[Part of a data file]
_ _ _ _
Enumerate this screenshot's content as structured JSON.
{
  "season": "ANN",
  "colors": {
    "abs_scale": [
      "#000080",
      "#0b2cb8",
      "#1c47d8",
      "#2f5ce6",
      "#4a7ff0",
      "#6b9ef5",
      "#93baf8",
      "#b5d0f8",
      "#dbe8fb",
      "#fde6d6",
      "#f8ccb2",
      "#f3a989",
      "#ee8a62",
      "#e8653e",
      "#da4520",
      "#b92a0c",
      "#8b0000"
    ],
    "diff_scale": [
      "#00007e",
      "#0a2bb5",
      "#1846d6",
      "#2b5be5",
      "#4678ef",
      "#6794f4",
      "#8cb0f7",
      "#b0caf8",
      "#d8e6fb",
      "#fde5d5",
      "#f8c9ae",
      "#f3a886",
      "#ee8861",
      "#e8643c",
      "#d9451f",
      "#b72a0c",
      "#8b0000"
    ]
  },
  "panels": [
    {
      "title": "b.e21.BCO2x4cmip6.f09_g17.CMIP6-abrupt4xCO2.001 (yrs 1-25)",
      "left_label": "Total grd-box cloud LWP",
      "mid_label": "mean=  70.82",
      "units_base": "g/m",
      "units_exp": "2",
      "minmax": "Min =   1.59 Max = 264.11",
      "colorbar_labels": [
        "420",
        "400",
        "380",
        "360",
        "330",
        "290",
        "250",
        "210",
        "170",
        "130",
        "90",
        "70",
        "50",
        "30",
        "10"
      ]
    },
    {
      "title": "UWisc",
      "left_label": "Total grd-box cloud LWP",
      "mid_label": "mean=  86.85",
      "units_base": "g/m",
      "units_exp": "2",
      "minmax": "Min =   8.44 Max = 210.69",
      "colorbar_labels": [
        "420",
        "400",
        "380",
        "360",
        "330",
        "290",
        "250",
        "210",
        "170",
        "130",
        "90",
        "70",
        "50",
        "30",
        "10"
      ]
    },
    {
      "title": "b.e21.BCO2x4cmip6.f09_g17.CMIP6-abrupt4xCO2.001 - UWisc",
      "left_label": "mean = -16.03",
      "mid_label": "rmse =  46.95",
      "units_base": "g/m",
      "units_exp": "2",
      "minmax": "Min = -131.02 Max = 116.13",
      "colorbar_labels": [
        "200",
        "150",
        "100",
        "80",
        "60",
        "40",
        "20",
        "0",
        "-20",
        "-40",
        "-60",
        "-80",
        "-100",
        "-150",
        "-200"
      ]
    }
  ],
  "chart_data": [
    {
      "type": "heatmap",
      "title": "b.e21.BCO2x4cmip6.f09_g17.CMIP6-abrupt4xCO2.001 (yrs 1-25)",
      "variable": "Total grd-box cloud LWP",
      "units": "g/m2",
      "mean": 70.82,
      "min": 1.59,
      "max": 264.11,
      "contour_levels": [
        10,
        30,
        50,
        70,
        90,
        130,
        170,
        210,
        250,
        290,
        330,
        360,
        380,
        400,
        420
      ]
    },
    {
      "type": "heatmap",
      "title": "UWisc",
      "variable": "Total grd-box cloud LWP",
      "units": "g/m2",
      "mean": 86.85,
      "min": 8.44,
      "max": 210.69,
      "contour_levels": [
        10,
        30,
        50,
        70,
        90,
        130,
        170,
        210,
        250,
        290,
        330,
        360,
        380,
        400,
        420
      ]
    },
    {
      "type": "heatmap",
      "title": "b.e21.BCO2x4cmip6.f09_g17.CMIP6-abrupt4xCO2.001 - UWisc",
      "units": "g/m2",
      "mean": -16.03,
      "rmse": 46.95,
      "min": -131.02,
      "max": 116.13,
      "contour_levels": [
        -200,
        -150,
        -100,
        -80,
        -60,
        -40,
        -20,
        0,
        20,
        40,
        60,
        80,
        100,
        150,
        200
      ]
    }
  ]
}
_ _ _ _
TASK PROMPT: Write out the material from the first line to the last, exactly.

EXERCISE ANSWER:
Enumerate this screenshot's content as structured JSON.
{
  "season": "ANN",
  "colors": {
    "abs_scale": [
      "#000080",
      "#0b2cb8",
      "#1c47d8",
      "#2f5ce6",
      "#4a7ff0",
      "#6b9ef5",
      "#93baf8",
      "#b5d0f8",
      "#dbe8fb",
      "#fde6d6",
      "#f8ccb2",
      "#f3a989",
      "#ee8a62",
      "#e8653e",
      "#da4520",
      "#b92a0c",
      "#8b0000"
    ],
    "diff_scale": [
      "#00007e",
      "#0a2bb5",
      "#1846d6",
      "#2b5be5",
      "#4678ef",
      "#6794f4",
      "#8cb0f7",
      "#b0caf8",
      "#d8e6fb",
      "#fde5d5",
      "#f8c9ae",
      "#f3a886",
      "#ee8861",
      "#e8643c",
      "#d9451f",
      "#b72a0c",
      "#8b0000"
    ]
  },
  "panels": [
    {
      "title": "b.e21.BCO2x4cmip6.f09_g17.CMIP6-abrupt4xCO2.001 (yrs 1-25)",
      "left_label": "Total grd-box cloud LWP",
      "mid_label": "mean=  70.82",
      "units_base": "g/m",
      "units_exp": "2",
      "minmax": "Min =   1.59 Max = 264.11",
      "colorbar_labels": [
        "420",
        "400",
        "380",
        "360",
        "330",
        "290",
        "250",
        "210",
        "170",
        "130",
        "90",
        "70",
        "50",
        "30",
        "10"
      ]
    },
    {
      "title": "UWisc",
      "left_label": "Total grd-box cloud LWP",
      "mid_label": "mean=  86.85",
      "units_base": "g/m",
      "units_exp": "2",
      "minmax": "Min =   8.44 Max = 210.69",
      "colorbar_labels": [
        "420",
        "400",
        "380",
        "360",
        "330",
        "290",
        "250",
        "210",
        "170",
        "130",
        "90",
        "70",
        "50",
        "30",
        "10"
      ]
    },
    {
      "title": "b.e21.BCO2x4cmip6.f09_g17.CMIP6-abrupt4xCO2.001 - UWisc",
      "left_label": "mean = -16.03",
      "mid_label": "rmse =  46.95",
      "units_base": "g/m",
      "units_exp": "2",
      "minmax": "Min = -131.02 Max = 116.13",
      "colorbar_labels": [
        "200",
        "150",
        "100",
        "80",
        "60",
        "40",
        "20",
        "0",
        "-20",
        "-40",
        "-60",
        "-80",
        "-100",
        "-150",
        "-200"
      ]
    }
  ],
  "chart_data": [
    {
      "type": "heatmap",
      "title": "b.e21.BCO2x4cmip6.f09_g17.CMIP6-abrupt4xCO2.001 (yrs 1-25)",
      "variable": "Total grd-box cloud LWP",
      "units": "g/m2",
      "mean": 70.82,
      "min": 1.59,
      "max": 264.11,
      "contour_levels": [
        10,
        30,
        50,
        70,
        90,
        130,
        170,
        210,
        250,
        290,
        330,
        360,
        380,
        400,
        420
      ]
    },
    {
      "type": "heatmap",
      "title": "UWisc",
      "variable": "Total grd-box cloud LWP",
      "units": "g/m2",
      "mean": 86.85,
      "min": 8.44,
      "max": 210.69,
      "contour_levels": [
        10,
        30,
        50,
        70,
        90,
        130,
        170,
        210,
        250,
        290,
        330,
        360,
        380,
        400,
        420
      ]
    },
    {
      "type": "heatmap",
      "title": "b.e21.BCO2x4cmip6.f09_g17.CMIP6-abrupt4xCO2.001 - UWisc",
      "units": "g/m2",
      "mean": -16.03,
      "rmse": 46.95,
      "min": -131.02,
      "max": 116.13,
      "contour_levels": [
        -200,
        -150,
        -100,
        -80,
        -60,
        -40,
        -20,
        0,
        20,
        40,
        60,
        80,
        100,
        150,
        200
      ]
    }
  ]
}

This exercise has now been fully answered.